## START
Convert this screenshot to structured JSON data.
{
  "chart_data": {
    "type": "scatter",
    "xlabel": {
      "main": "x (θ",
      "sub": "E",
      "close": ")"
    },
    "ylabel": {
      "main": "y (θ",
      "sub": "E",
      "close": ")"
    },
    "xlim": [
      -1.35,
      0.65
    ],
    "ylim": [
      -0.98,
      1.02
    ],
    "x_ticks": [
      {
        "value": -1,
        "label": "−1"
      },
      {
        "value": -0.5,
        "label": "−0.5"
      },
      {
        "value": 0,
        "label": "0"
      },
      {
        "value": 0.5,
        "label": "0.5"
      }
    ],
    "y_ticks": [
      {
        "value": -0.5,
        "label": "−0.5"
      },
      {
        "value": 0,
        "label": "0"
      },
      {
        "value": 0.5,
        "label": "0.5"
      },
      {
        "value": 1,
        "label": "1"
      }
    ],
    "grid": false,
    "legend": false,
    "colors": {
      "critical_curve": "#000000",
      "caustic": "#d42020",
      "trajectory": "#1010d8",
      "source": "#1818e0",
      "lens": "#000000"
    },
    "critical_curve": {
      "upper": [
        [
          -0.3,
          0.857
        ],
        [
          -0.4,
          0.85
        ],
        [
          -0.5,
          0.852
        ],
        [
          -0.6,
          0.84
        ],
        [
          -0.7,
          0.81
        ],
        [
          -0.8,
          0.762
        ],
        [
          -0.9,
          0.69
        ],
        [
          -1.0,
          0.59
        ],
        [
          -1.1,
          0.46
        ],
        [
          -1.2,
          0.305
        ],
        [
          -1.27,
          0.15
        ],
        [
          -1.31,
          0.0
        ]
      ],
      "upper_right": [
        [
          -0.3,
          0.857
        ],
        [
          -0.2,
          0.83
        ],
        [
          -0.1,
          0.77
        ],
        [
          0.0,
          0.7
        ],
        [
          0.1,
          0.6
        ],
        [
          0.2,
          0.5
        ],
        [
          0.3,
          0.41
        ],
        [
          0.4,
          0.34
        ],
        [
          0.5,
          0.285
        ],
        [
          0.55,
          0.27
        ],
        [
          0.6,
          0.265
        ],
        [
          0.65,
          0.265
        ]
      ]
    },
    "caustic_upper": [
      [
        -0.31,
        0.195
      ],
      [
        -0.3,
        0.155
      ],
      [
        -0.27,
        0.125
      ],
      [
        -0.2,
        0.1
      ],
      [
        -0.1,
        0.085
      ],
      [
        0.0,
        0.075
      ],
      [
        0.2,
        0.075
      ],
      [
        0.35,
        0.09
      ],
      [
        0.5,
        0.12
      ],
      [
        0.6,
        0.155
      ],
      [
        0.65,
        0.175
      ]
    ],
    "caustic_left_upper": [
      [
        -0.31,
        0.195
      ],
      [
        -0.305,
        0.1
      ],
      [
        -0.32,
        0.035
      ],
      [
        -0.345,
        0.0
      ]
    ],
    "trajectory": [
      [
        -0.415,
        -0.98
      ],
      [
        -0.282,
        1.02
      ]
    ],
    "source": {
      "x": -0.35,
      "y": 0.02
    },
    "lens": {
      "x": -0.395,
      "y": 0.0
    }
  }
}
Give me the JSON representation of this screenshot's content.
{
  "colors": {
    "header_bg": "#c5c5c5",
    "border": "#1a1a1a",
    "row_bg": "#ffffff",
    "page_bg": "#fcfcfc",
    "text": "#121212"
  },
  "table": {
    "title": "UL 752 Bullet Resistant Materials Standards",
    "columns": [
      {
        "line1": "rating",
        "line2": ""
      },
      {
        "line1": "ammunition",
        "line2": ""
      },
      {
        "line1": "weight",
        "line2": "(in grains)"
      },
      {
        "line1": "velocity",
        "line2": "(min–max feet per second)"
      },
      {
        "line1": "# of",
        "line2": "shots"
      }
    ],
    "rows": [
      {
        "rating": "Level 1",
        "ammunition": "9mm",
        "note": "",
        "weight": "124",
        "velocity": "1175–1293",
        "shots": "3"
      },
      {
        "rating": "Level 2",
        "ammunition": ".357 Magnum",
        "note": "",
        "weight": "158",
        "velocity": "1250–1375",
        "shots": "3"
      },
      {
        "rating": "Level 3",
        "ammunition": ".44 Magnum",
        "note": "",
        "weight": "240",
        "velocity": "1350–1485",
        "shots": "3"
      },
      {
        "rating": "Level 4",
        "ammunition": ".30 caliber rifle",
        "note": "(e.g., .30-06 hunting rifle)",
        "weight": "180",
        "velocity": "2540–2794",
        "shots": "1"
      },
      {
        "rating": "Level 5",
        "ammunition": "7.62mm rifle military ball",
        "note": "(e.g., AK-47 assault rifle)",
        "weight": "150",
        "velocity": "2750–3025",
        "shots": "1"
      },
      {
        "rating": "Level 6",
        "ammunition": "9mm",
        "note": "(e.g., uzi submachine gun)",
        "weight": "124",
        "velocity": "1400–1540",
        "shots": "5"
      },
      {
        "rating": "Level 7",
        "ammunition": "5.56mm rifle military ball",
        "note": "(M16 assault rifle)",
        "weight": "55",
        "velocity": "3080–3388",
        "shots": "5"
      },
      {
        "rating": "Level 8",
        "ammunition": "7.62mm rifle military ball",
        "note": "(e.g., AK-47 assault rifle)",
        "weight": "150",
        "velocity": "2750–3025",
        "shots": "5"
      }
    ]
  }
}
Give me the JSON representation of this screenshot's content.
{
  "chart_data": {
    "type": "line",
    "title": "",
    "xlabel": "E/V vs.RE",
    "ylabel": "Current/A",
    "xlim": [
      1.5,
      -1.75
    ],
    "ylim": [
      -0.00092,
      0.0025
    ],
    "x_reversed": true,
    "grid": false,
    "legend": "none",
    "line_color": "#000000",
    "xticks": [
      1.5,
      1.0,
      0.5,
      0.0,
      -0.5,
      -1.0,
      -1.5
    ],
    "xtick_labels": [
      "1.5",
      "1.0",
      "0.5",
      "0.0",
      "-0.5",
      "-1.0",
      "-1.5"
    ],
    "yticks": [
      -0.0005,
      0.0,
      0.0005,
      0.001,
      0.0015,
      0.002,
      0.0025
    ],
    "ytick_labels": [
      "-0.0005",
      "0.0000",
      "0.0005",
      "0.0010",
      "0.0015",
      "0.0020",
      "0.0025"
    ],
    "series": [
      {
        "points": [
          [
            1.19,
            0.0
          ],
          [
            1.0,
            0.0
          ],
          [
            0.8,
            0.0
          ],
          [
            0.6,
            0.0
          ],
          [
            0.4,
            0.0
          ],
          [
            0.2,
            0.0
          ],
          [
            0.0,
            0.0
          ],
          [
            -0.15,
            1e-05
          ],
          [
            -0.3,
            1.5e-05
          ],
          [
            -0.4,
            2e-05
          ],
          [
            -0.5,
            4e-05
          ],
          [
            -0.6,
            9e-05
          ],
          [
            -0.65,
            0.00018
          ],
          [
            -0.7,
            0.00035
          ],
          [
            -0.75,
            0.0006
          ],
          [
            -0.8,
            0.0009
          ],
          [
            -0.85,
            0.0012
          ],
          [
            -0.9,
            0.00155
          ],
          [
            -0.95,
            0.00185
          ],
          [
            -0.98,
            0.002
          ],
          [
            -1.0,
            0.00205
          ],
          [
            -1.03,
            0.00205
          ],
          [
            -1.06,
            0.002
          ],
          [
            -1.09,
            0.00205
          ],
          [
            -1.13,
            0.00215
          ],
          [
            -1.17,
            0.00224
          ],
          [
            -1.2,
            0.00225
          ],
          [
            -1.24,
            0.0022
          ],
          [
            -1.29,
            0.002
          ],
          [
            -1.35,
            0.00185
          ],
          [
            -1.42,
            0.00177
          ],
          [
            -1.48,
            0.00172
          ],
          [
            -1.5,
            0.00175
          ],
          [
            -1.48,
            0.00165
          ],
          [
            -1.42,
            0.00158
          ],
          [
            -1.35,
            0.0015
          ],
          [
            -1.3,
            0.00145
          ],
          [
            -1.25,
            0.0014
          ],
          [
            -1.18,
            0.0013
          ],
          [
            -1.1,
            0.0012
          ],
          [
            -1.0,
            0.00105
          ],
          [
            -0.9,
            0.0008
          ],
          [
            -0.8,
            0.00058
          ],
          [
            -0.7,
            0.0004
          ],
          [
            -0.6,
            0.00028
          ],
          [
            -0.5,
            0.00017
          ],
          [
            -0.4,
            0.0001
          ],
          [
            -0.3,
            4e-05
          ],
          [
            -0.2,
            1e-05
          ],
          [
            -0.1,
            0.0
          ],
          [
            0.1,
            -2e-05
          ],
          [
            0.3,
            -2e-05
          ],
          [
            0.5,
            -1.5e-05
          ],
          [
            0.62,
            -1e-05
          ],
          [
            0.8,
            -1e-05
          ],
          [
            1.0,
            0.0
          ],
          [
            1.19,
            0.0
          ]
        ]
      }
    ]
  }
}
## END
◆ PROBLEM DETAILS ◆
Single out each line of the records above with the string "rating" in it, and copy it.

◆ IN RESPONSE ◆
        "line1": "rating",
        "rating": "Level 1",
        "rating": "Level 2",
        "rating": "Level 3",
        "rating": "Level 4",
        "rating": "Level 5",
        "rating": "Level 6",
        "rating": "Level 7",
        "rating": "Level 8",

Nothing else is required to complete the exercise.